Material provided —
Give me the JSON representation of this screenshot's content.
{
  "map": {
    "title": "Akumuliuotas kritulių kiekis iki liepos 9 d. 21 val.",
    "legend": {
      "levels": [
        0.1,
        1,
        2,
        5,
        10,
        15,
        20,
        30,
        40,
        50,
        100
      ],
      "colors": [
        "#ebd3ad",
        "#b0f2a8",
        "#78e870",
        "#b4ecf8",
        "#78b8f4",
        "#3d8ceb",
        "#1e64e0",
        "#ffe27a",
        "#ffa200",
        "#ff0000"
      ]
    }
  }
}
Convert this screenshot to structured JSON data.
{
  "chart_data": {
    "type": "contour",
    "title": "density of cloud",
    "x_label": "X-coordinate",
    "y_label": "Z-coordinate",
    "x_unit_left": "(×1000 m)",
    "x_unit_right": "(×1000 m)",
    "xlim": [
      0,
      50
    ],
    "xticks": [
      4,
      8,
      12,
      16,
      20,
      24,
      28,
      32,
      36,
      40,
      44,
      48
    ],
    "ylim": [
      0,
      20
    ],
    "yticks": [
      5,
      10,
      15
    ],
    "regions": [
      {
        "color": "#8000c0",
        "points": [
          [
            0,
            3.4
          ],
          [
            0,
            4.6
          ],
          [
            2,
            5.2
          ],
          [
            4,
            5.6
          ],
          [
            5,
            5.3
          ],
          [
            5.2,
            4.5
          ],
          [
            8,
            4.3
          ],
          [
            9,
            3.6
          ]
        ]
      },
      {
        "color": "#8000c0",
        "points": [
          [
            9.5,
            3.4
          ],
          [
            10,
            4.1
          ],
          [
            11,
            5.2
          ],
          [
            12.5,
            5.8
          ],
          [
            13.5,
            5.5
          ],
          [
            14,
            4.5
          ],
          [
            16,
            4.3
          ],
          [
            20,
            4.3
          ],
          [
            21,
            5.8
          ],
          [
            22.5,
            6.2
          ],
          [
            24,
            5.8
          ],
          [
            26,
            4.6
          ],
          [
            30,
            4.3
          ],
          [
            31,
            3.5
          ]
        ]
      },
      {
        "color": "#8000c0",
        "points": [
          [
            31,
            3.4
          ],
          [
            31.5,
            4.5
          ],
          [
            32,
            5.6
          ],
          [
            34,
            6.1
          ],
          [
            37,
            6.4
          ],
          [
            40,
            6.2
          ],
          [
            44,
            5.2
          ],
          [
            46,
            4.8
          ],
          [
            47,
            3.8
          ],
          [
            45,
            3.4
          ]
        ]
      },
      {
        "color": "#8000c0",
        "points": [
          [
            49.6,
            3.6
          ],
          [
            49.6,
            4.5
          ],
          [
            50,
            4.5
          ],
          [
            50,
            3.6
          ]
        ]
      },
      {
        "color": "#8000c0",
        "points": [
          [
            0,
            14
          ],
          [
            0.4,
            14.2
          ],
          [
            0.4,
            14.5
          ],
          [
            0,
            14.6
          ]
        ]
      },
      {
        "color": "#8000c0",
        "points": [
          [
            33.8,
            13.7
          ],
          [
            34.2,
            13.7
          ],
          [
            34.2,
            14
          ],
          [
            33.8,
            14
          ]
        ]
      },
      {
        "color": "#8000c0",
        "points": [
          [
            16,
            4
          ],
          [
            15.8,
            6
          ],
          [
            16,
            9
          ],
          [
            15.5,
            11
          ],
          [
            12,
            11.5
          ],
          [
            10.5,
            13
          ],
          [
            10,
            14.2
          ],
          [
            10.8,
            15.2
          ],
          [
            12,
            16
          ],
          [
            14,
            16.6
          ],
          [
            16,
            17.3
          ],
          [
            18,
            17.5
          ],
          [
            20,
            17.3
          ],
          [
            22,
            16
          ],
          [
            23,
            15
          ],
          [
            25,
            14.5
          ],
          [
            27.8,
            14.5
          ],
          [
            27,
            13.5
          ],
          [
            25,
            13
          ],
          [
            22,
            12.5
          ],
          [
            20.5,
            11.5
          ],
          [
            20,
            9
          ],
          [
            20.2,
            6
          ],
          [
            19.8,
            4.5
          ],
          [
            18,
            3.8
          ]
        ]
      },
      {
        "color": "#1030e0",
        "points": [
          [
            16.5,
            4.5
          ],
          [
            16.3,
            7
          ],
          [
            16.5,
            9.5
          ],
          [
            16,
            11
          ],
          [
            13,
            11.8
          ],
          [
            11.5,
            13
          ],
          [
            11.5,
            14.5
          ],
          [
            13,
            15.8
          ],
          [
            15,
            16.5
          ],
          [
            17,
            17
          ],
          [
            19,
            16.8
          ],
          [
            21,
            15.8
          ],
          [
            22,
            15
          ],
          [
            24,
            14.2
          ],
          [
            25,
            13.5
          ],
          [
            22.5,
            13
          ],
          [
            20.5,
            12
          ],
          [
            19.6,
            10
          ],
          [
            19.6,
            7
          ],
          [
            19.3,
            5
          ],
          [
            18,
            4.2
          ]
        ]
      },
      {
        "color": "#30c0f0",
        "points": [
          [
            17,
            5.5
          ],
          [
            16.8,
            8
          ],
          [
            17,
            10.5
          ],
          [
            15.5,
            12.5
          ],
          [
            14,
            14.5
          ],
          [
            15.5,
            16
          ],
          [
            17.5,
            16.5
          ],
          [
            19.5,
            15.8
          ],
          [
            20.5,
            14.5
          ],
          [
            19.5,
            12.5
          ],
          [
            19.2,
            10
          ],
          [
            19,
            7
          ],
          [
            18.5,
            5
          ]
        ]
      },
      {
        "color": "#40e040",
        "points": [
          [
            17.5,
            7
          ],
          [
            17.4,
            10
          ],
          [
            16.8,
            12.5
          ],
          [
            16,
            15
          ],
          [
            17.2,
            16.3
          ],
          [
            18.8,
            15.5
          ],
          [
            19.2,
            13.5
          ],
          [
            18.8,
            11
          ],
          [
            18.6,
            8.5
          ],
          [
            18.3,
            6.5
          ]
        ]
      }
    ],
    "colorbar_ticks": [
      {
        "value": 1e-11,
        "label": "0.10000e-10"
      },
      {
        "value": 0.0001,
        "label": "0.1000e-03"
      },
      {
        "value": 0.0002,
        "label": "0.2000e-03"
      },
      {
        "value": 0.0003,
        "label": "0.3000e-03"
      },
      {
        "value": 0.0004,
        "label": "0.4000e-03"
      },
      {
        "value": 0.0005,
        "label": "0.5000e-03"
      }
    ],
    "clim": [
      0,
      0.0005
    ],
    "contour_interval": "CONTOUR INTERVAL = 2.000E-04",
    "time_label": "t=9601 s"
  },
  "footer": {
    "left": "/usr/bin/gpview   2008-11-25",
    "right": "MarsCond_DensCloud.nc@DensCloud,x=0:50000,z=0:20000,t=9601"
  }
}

The task —
List each line of the entries that holds the string "this".

Answer for the task —
Give me the JSON representation of this screenshot's content.
Convert this screenshot to structured JSON data.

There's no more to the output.